What the task requires:
Can you copy out the data exactly? Leave the images out.

Material to process:
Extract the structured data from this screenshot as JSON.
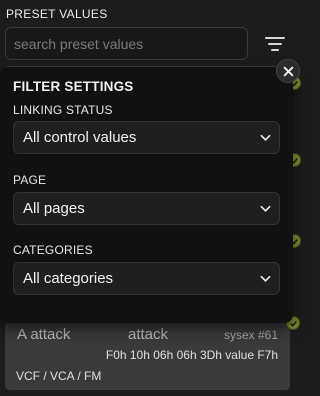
{
  "header": {
    "title": "PRESET VALUES"
  },
  "search": {
    "placeholder": "search preset values",
    "value": ""
  },
  "filter_panel": {
    "title": "FILTER SETTINGS",
    "linking_status": {
      "label": "LINKING STATUS",
      "selected": "All control values"
    },
    "page": {
      "label": "PAGE",
      "selected": "All pages"
    },
    "categories": {
      "label": "CATEGORIES",
      "selected": "All categories"
    }
  },
  "preset": {
    "name": "A attack",
    "parameter": "attack",
    "sysex_label": "sysex #61",
    "bytes": "F0h 10h 06h 06h 3Dh value F7h",
    "tags": "VCF / VCA / FM"
  },
  "colors": {
    "accent_check": "#7b8d2e",
    "panel_bg": "#111111",
    "card_bg": "#3a3a3a"
  }
}
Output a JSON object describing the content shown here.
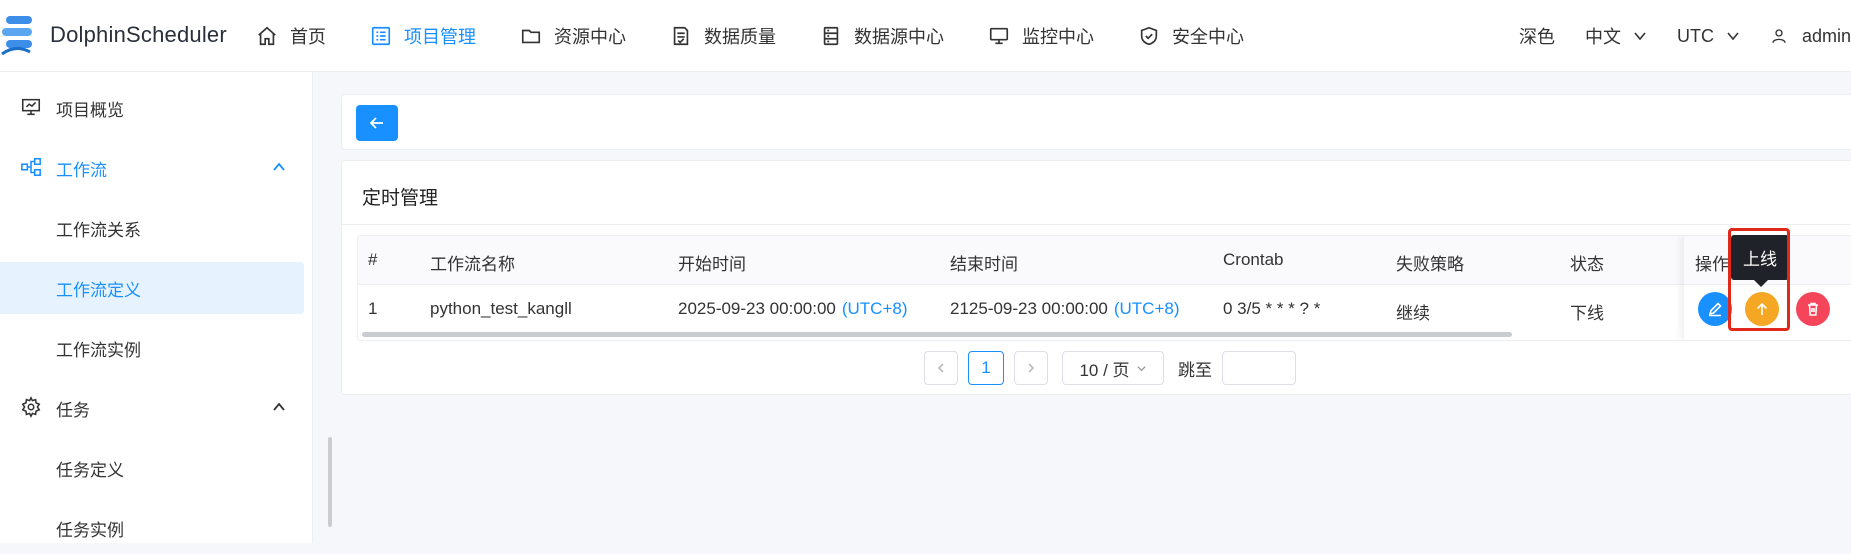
{
  "app": {
    "title": "DolphinScheduler",
    "accent": "#1890ff"
  },
  "nav": {
    "items": [
      {
        "label": "首页",
        "icon": "home-icon"
      },
      {
        "label": "项目管理",
        "icon": "project-list-icon",
        "active": true
      },
      {
        "label": "资源中心",
        "icon": "folder-icon"
      },
      {
        "label": "数据质量",
        "icon": "data-quality-icon"
      },
      {
        "label": "数据源中心",
        "icon": "datasource-icon"
      },
      {
        "label": "监控中心",
        "icon": "monitor-icon"
      },
      {
        "label": "安全中心",
        "icon": "shield-icon"
      }
    ],
    "theme": "深色",
    "language": "中文",
    "timezone": "UTC",
    "user": "admin"
  },
  "sidebar": {
    "items": [
      {
        "label": "项目概览",
        "icon": "overview-icon"
      },
      {
        "label": "工作流",
        "icon": "workflow-icon",
        "expanded": true
      },
      {
        "label": "工作流关系"
      },
      {
        "label": "工作流定义",
        "active": true
      },
      {
        "label": "工作流实例"
      },
      {
        "label": "任务",
        "icon": "gear-icon",
        "expanded": true
      },
      {
        "label": "任务定义"
      },
      {
        "label": "任务实例"
      }
    ]
  },
  "main": {
    "title": "定时管理",
    "table": {
      "headers": [
        "#",
        "工作流名称",
        "开始时间",
        "结束时间",
        "Crontab",
        "失败策略",
        "状态",
        "操作"
      ],
      "rows": [
        {
          "index": "1",
          "workflow_name": "python_test_kangll",
          "start_time": "2025-09-23 00:00:00",
          "start_tz": "(UTC+8)",
          "end_time": "2125-09-23 00:00:00",
          "end_tz": "(UTC+8)",
          "crontab": "0 3/5 * * * ? *",
          "failure_strategy": "继续",
          "status": "下线"
        }
      ]
    },
    "tooltip": "上线",
    "pagination": {
      "current_page": "1",
      "page_size": "10 / 页",
      "jump_label": "跳至",
      "jump_value": ""
    }
  },
  "colors": {
    "edit": "#1890ff",
    "online": "#f5a623",
    "delete": "#f5455a",
    "highlight": "#e0281b"
  }
}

Output of the exercise:
Extract the structured data from this screenshot as JSON.
{
  "header": {
    "title": "PRESET VALUES"
  },
  "search": {
    "placeholder": "search preset values",
    "value": ""
  },
  "filter_panel": {
    "title": "FILTER SETTINGS",
    "linking_status": {
      "label": "LINKING STATUS",
      "selected": "All control values"
    },
    "page": {
      "label": "PAGE",
      "selected": "All pages"
    },
    "categories": {
      "label": "CATEGORIES",
      "selected": "All categories"
    }
  },
  "preset": {
    "name": "A attack",
    "parameter": "attack",
    "sysex_label": "sysex #61",
    "bytes": "F0h 10h 06h 06h 3Dh value F7h",
    "tags": "VCF / VCA / FM"
  },
  "colors": {
    "accent_check": "#7b8d2e",
    "panel_bg": "#111111",
    "card_bg": "#3a3a3a"
  }
}
Output a JSON object describing the content shown here.
{
  "app": {
    "title": "DolphinScheduler",
    "accent": "#1890ff"
  },
  "nav": {
    "items": [
      {
        "label": "首页",
        "icon": "home-icon"
      },
      {
        "label": "项目管理",
        "icon": "project-list-icon",
        "active": true
      },
      {
        "label": "资源中心",
        "icon": "folder-icon"
      },
      {
        "label": "数据质量",
        "icon": "data-quality-icon"
      },
      {
        "label": "数据源中心",
        "icon": "datasource-icon"
      },
      {
        "label": "监控中心",
        "icon": "monitor-icon"
      },
      {
        "label": "安全中心",
        "icon": "shield-icon"
      }
    ],
    "theme": "深色",
    "language": "中文",
    "timezone": "UTC",
    "user": "admin"
  },
  "sidebar": {
    "items": [
      {
        "label": "项目概览",
        "icon": "overview-icon"
      },
      {
        "label": "工作流",
        "icon": "workflow-icon",
        "expanded": true
      },
      {
        "label": "工作流关系"
      },
      {
        "label": "工作流定义",
        "active": true
      },
      {
        "label": "工作流实例"
      },
      {
        "label": "任务",
        "icon": "gear-icon",
        "expanded": true
      },
      {
        "label": "任务定义"
      },
      {
        "label": "任务实例"
      }
    ]
  },
  "main": {
    "title": "定时管理",
    "table": {
      "headers": [
        "#",
        "工作流名称",
        "开始时间",
        "结束时间",
        "Crontab",
        "失败策略",
        "状态",
        "操作"
      ],
      "rows": [
        {
          "index": "1",
          "workflow_name": "python_test_kangll",
          "start_time": "2025-09-23 00:00:00",
          "start_tz": "(UTC+8)",
          "end_time": "2125-09-23 00:00:00",
          "end_tz": "(UTC+8)",
          "crontab": "0 3/5 * * * ? *",
          "failure_strategy": "继续",
          "status": "下线"
        }
      ]
    },
    "tooltip": "上线",
    "pagination": {
      "current_page": "1",
      "page_size": "10 / 页",
      "jump_label": "跳至",
      "jump_value": ""
    }
  },
  "colors": {
    "edit": "#1890ff",
    "online": "#f5a623",
    "delete": "#f5455a",
    "highlight": "#e0281b"
  }
}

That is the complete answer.